What the task asks » Examine the material below and count the lines that hold the word "Grange". Report only the number.

Records »
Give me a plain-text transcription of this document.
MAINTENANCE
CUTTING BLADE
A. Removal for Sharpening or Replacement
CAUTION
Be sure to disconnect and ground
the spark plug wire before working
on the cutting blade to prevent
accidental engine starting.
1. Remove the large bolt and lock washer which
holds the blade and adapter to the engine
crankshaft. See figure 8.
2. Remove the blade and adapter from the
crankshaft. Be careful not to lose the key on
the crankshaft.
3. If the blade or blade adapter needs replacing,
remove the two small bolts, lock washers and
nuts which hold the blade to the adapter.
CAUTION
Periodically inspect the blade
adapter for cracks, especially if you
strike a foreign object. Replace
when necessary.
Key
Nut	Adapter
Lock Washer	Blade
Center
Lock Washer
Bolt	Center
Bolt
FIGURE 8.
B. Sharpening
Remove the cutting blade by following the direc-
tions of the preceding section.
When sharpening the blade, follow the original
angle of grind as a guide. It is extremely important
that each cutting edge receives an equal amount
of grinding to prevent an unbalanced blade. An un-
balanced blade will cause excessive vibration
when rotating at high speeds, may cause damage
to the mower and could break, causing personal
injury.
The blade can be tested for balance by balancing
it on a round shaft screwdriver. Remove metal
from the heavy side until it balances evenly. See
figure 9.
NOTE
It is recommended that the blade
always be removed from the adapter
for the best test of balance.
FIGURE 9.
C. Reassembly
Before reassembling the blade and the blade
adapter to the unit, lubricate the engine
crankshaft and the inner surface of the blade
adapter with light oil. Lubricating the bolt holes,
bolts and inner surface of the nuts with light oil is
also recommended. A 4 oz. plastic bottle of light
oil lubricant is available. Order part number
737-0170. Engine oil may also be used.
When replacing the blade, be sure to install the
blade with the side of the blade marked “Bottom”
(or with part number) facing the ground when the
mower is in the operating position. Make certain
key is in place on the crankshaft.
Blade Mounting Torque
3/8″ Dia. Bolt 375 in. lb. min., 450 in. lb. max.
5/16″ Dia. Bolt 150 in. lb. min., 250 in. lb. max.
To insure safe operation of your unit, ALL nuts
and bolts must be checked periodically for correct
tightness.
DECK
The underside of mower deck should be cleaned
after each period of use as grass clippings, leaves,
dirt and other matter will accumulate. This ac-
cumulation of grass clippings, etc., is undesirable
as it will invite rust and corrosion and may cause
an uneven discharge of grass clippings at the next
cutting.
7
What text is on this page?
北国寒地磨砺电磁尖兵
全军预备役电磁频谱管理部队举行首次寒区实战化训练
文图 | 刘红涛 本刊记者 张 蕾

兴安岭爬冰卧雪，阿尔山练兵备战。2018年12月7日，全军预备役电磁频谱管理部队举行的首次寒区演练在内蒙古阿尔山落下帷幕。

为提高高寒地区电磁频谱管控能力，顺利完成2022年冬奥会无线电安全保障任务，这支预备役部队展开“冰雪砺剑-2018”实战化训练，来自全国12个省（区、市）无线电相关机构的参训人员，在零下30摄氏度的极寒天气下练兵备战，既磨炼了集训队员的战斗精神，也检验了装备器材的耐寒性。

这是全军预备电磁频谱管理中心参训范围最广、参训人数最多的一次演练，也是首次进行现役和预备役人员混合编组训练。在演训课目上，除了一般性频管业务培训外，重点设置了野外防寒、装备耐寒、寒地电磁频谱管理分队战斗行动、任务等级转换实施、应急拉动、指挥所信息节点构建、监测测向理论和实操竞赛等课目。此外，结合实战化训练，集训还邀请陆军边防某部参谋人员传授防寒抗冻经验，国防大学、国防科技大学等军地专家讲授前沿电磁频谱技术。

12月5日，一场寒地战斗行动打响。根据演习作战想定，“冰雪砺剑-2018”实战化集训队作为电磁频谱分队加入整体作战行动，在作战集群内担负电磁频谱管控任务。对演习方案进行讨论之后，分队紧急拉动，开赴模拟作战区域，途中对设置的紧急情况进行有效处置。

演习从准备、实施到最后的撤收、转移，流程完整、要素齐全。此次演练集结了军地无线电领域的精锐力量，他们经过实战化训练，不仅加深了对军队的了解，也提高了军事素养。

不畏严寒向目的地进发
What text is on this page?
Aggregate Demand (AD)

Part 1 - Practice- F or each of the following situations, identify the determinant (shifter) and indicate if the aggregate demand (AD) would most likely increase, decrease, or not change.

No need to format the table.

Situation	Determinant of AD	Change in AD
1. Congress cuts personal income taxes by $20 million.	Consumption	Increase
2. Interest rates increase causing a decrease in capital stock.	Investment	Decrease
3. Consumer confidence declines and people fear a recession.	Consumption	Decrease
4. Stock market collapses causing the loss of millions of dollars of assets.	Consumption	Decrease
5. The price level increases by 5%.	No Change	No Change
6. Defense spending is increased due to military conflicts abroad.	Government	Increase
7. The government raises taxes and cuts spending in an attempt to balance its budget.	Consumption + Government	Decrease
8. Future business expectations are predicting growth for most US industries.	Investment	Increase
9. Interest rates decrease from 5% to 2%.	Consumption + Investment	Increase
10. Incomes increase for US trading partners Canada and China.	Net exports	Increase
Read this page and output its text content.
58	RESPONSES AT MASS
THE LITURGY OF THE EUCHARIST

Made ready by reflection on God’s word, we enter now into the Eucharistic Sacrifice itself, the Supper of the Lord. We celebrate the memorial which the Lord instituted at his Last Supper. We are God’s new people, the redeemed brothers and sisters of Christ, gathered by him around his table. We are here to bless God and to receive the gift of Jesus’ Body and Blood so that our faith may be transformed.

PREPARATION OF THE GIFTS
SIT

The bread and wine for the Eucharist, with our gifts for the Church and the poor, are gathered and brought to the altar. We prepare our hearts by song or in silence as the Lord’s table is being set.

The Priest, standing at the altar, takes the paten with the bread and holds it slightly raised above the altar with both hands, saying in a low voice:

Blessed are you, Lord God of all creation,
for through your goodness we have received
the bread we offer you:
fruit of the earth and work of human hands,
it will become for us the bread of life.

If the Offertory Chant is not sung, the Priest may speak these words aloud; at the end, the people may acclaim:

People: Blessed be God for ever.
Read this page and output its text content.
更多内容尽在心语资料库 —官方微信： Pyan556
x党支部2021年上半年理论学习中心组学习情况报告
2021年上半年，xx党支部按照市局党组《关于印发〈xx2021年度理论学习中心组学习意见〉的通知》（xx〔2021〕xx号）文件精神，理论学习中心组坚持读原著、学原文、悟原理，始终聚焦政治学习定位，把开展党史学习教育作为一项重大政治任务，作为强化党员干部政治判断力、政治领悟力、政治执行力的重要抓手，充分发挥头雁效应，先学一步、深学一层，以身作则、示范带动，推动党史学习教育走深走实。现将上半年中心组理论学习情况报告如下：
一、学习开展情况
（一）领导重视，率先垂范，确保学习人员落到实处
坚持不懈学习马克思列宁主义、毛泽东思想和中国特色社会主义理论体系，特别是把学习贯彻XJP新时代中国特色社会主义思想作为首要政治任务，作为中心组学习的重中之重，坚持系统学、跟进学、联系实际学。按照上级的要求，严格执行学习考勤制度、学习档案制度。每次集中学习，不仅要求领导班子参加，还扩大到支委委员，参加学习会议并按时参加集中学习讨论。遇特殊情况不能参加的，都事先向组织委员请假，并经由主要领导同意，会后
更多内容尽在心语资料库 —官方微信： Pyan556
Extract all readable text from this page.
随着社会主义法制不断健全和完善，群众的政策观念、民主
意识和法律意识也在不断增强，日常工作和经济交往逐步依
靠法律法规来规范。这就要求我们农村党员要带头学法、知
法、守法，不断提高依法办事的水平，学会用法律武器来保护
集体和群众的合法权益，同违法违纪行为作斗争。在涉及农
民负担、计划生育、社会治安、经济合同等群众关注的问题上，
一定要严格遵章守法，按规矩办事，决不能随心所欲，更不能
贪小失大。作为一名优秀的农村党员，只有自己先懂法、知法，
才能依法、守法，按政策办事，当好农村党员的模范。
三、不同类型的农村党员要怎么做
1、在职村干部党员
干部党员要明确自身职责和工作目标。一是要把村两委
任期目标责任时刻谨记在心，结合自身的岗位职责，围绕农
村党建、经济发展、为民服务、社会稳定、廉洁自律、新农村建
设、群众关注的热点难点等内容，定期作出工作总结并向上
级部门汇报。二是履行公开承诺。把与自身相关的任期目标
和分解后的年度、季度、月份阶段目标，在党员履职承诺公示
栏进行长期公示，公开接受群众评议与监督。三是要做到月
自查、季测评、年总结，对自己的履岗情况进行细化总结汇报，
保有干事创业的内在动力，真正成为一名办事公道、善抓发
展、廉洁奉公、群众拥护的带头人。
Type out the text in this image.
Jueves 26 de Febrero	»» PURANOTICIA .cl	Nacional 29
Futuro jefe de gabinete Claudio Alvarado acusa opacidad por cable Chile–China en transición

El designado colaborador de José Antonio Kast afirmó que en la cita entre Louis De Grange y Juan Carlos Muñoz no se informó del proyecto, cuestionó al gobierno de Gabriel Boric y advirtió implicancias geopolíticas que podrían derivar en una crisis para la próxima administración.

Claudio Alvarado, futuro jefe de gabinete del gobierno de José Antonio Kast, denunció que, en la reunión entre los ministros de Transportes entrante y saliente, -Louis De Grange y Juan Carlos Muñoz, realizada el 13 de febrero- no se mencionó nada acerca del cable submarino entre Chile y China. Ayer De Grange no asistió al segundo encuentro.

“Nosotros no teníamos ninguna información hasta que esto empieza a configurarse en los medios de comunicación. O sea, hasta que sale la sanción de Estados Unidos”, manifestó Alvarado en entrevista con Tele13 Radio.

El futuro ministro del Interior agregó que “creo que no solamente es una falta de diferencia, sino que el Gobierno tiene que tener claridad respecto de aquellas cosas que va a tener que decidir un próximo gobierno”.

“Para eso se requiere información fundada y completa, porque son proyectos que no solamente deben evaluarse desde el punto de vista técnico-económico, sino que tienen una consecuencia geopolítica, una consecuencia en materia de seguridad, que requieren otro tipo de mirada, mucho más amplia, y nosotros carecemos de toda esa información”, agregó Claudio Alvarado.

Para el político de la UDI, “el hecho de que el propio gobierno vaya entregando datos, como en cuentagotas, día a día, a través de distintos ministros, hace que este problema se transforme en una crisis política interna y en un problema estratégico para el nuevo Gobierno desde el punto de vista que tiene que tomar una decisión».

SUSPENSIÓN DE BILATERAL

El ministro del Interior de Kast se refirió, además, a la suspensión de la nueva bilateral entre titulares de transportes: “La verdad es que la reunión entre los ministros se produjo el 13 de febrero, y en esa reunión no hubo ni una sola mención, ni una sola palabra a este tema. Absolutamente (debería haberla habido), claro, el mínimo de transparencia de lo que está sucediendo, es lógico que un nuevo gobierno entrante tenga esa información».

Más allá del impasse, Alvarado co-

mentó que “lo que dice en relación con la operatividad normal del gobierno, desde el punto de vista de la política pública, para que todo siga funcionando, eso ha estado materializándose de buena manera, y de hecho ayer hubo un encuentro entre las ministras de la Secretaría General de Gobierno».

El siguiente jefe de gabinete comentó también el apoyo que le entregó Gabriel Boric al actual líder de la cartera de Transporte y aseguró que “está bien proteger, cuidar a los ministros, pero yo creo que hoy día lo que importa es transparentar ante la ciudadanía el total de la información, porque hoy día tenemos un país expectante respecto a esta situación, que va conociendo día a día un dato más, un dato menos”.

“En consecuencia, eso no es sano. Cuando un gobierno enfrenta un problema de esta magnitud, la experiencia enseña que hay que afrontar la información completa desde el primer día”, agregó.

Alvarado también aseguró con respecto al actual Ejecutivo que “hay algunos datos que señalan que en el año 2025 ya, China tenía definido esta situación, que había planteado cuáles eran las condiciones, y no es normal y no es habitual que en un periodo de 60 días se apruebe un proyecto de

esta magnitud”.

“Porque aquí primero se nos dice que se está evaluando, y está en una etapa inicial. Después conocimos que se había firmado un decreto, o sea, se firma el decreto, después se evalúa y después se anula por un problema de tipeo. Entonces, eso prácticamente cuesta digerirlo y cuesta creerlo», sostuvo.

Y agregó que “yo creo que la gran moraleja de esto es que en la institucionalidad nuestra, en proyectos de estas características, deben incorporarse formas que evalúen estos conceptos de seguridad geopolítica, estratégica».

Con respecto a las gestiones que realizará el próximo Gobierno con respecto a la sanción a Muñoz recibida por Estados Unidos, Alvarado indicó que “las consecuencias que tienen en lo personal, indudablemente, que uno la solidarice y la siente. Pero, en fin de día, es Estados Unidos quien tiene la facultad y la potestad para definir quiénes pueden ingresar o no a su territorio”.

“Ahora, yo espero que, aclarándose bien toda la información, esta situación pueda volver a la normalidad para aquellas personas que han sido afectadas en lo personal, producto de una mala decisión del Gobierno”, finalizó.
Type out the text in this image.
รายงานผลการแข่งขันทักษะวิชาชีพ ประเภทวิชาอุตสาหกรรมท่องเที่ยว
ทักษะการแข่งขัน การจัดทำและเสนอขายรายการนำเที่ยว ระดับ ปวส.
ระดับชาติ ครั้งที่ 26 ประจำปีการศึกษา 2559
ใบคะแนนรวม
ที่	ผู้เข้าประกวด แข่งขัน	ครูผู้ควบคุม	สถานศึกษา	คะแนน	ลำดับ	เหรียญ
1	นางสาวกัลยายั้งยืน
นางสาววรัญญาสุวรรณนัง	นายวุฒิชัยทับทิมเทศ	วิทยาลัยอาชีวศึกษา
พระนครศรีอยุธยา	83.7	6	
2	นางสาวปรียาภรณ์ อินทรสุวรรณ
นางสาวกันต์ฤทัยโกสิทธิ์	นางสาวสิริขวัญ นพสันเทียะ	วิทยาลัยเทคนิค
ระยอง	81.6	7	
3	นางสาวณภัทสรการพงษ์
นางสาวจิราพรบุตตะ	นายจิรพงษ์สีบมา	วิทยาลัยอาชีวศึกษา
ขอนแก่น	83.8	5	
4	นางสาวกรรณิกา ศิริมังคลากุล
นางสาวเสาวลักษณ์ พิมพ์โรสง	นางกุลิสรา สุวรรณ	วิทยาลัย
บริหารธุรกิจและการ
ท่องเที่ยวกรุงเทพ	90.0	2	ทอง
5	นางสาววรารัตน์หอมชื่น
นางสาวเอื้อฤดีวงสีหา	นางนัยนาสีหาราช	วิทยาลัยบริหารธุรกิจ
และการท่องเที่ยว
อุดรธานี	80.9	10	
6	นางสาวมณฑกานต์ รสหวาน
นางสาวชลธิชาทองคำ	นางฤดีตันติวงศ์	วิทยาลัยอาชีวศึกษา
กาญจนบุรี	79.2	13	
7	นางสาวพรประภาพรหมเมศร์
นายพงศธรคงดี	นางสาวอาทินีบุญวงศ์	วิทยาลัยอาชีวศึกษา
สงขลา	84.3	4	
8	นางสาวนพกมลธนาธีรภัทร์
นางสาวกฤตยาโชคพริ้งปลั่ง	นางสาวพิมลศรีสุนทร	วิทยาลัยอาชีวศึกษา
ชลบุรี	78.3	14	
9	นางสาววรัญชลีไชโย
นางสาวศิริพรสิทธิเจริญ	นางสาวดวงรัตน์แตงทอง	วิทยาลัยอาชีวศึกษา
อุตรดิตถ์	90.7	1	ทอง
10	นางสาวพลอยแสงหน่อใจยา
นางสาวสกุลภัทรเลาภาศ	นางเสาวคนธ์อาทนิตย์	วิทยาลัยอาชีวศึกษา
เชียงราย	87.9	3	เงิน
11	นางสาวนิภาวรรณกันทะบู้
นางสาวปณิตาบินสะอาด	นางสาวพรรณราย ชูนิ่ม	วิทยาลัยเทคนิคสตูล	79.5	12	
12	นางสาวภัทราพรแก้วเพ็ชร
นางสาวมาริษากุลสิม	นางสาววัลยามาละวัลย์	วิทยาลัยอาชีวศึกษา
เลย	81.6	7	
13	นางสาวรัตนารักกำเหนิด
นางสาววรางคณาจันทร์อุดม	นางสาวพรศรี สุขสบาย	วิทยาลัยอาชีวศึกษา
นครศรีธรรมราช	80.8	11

Written reply » 2